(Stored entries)
────

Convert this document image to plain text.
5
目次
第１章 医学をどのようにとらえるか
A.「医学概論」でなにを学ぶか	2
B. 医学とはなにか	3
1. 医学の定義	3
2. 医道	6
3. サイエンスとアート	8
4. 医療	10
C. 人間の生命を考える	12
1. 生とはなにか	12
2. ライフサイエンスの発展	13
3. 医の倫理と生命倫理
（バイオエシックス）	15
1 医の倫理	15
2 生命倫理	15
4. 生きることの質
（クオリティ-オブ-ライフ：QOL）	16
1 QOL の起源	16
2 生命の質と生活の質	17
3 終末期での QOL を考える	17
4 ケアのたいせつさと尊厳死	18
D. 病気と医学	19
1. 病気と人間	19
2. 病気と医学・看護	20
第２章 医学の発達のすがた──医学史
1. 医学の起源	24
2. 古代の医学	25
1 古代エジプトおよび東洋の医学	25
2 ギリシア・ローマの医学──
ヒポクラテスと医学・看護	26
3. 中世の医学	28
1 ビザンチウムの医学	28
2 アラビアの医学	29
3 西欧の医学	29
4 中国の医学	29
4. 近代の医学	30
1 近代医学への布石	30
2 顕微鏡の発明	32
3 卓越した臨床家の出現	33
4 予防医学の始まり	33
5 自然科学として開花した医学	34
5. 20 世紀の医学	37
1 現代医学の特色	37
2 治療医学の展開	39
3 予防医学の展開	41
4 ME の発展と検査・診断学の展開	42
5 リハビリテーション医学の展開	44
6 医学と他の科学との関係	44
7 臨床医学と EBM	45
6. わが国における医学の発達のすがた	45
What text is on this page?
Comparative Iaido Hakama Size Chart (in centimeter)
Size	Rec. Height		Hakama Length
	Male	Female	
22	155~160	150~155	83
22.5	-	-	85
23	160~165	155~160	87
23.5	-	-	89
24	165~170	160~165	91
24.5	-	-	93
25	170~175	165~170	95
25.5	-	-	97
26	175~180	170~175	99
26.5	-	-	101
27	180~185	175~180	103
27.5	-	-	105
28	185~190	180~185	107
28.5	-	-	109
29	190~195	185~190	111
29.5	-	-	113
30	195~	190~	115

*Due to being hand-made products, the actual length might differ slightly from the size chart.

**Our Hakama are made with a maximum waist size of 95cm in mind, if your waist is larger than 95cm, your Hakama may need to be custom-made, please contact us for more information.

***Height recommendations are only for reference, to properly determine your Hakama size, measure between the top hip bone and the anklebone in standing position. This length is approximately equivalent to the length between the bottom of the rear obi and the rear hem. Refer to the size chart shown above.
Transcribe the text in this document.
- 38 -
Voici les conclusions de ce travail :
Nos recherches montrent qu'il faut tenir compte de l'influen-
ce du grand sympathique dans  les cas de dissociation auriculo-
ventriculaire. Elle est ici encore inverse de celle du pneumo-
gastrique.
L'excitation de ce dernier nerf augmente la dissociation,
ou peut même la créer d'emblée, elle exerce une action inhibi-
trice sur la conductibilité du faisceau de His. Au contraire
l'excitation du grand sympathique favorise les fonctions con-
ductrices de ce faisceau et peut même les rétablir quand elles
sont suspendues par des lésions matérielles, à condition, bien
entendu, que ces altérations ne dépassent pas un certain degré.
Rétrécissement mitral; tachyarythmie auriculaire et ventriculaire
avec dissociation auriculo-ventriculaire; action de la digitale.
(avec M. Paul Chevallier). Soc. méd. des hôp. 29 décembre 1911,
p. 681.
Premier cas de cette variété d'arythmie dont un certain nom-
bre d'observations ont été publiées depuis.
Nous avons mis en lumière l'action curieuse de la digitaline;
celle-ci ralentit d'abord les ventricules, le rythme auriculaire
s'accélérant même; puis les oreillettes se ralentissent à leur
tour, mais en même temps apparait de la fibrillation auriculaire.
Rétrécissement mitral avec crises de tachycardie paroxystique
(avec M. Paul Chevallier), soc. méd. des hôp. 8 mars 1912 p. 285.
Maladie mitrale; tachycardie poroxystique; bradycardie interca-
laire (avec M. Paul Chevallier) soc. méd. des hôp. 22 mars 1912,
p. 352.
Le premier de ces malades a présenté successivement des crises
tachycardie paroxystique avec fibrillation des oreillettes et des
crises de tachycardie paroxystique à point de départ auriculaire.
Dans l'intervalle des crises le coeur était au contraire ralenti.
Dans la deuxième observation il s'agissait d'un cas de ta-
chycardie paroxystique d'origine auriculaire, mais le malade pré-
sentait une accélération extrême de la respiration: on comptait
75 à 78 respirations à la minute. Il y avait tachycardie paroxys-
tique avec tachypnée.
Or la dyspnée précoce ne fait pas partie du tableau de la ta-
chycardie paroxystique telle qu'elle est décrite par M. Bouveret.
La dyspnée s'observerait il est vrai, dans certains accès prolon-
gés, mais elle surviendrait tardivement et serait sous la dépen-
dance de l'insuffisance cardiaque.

────

* SHORT EXERCISE
From the data above, copy each line that has the string "action".

* EXPECTED ANSWER
ou peut même la créer d'emblée, elle exerce une action inhibi-
avec dissociation auriculo-ventriculaire; action de la digitale.
Nous avons mis en lumière l'action curieuse de la digitaline;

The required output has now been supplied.